Leave out the pictures and copy everything else below exactly.

### Dataset listings of figures
+ + + + + + +

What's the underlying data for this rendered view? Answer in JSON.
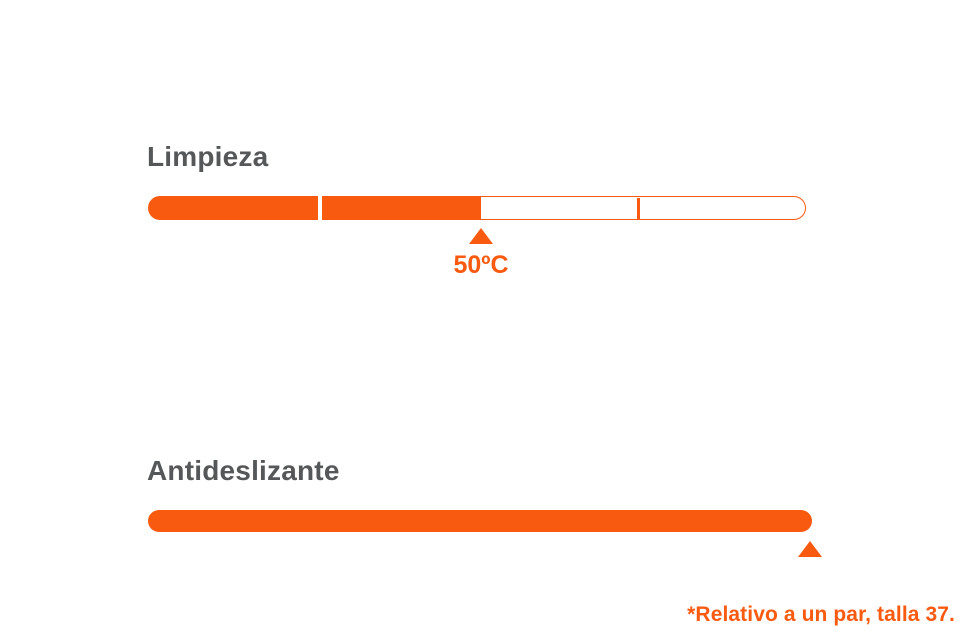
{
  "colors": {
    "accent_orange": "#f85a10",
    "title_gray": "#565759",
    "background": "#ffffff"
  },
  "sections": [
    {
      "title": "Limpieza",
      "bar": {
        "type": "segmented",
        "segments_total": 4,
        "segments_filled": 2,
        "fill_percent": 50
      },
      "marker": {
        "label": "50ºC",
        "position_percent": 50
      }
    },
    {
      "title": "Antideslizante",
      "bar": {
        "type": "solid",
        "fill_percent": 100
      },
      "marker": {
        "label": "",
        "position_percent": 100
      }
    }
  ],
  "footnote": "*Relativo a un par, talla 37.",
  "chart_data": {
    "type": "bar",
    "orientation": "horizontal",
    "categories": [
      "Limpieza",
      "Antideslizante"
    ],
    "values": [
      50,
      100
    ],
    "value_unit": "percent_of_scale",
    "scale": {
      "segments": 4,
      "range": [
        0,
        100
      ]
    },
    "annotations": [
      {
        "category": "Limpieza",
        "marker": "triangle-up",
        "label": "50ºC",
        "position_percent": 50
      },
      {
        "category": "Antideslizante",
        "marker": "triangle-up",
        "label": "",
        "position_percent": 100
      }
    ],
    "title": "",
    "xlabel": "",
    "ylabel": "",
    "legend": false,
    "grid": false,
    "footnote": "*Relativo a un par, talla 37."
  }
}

+ + + + + + +

### Completed task
What's the underlying data for this rendered view? Answer in JSON.
{
  "colors": {
    "accent_orange": "#f85a10",
    "title_gray": "#565759",
    "background": "#ffffff"
  },
  "sections": [
    {
      "title": "Limpieza",
      "bar": {
        "type": "segmented",
        "segments_total": 4,
        "segments_filled": 2,
        "fill_percent": 50
      },
      "marker": {
        "label": "50ºC",
        "position_percent": 50
      }
    },
    {
      "title": "Antideslizante",
      "bar": {
        "type": "solid",
        "fill_percent": 100
      },
      "marker": {
        "label": "",
        "position_percent": 100
      }
    }
  ],
  "footnote": "*Relativo a un par, talla 37.",
  "chart_data": {
    "type": "bar",
    "orientation": "horizontal",
    "categories": [
      "Limpieza",
      "Antideslizante"
    ],
    "values": [
      50,
      100
    ],
    "value_unit": "percent_of_scale",
    "scale": {
      "segments": 4,
      "range": [
        0,
        100
      ]
    },
    "annotations": [
      {
        "category": "Limpieza",
        "marker": "triangle-up",
        "label": "50ºC",
        "position_percent": 50
      },
      {
        "category": "Antideslizante",
        "marker": "triangle-up",
        "label": "",
        "position_percent": 100
      }
    ],
    "title": "",
    "xlabel": "",
    "ylabel": "",
    "legend": false,
    "grid": false,
    "footnote": "*Relativo a un par, talla 37."
  }
}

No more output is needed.